------ Given data

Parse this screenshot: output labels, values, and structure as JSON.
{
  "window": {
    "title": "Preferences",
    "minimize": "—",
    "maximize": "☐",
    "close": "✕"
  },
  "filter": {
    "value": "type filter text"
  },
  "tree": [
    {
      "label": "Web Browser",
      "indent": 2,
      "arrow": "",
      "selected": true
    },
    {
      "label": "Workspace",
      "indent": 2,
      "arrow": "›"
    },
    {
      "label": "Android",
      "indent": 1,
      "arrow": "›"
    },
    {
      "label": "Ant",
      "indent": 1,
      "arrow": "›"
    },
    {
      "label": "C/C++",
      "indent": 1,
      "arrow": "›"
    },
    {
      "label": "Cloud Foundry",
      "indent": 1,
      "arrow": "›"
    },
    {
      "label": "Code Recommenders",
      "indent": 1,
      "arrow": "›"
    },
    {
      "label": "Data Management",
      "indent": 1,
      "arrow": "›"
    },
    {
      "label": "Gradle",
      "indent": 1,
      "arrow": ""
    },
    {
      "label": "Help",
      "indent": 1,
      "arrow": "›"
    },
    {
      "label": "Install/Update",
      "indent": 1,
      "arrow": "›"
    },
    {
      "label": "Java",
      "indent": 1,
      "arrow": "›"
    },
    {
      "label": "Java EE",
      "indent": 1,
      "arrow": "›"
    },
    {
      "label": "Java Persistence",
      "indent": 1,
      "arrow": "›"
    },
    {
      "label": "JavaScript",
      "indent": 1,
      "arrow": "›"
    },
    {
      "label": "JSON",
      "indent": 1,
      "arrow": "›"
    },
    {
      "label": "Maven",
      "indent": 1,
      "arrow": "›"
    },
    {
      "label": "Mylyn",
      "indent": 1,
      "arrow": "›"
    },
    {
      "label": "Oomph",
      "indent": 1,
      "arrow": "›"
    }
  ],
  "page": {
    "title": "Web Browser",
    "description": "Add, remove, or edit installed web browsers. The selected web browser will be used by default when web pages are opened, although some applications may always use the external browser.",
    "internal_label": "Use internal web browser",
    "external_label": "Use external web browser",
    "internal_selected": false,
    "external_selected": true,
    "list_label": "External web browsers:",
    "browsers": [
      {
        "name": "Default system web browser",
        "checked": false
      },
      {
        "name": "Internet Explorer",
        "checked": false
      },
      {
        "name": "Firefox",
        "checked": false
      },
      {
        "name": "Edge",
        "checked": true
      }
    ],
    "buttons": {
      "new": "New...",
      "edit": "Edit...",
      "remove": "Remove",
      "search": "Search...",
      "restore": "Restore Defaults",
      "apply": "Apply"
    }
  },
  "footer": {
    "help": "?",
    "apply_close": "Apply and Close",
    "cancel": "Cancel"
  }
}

------------

Directions: Output the listing above word for word.

Written solution:
Parse this screenshot: output labels, values, and structure as JSON.
{
  "window": {
    "title": "Preferences",
    "minimize": "—",
    "maximize": "☐",
    "close": "✕"
  },
  "filter": {
    "value": "type filter text"
  },
  "tree": [
    {
      "label": "Web Browser",
      "indent": 2,
      "arrow": "",
      "selected": true
    },
    {
      "label": "Workspace",
      "indent": 2,
      "arrow": "›"
    },
    {
      "label": "Android",
      "indent": 1,
      "arrow": "›"
    },
    {
      "label": "Ant",
      "indent": 1,
      "arrow": "›"
    },
    {
      "label": "C/C++",
      "indent": 1,
      "arrow": "›"
    },
    {
      "label": "Cloud Foundry",
      "indent": 1,
      "arrow": "›"
    },
    {
      "label": "Code Recommenders",
      "indent": 1,
      "arrow": "›"
    },
    {
      "label": "Data Management",
      "indent": 1,
      "arrow": "›"
    },
    {
      "label": "Gradle",
      "indent": 1,
      "arrow": ""
    },
    {
      "label": "Help",
      "indent": 1,
      "arrow": "›"
    },
    {
      "label": "Install/Update",
      "indent": 1,
      "arrow": "›"
    },
    {
      "label": "Java",
      "indent": 1,
      "arrow": "›"
    },
    {
      "label": "Java EE",
      "indent": 1,
      "arrow": "›"
    },
    {
      "label": "Java Persistence",
      "indent": 1,
      "arrow": "›"
    },
    {
      "label": "JavaScript",
      "indent": 1,
      "arrow": "›"
    },
    {
      "label": "JSON",
      "indent": 1,
      "arrow": "›"
    },
    {
      "label": "Maven",
      "indent": 1,
      "arrow": "›"
    },
    {
      "label": "Mylyn",
      "indent": 1,
      "arrow": "›"
    },
    {
      "label": "Oomph",
      "indent": 1,
      "arrow": "›"
    }
  ],
  "page": {
    "title": "Web Browser",
    "description": "Add, remove, or edit installed web browsers. The selected web browser will be used by default when web pages are opened, although some applications may always use the external browser.",
    "internal_label": "Use internal web browser",
    "external_label": "Use external web browser",
    "internal_selected": false,
    "external_selected": true,
    "list_label": "External web browsers:",
    "browsers": [
      {
        "name": "Default system web browser",
        "checked": false
      },
      {
        "name": "Internet Explorer",
        "checked": false
      },
      {
        "name": "Firefox",
        "checked": false
      },
      {
        "name": "Edge",
        "checked": true
      }
    ],
    "buttons": {
      "new": "New...",
      "edit": "Edit...",
      "remove": "Remove",
      "search": "Search...",
      "restore": "Restore Defaults",
      "apply": "Apply"
    }
  },
  "footer": {
    "help": "?",
    "apply_close": "Apply and Close",
    "cancel": "Cancel"
  }
}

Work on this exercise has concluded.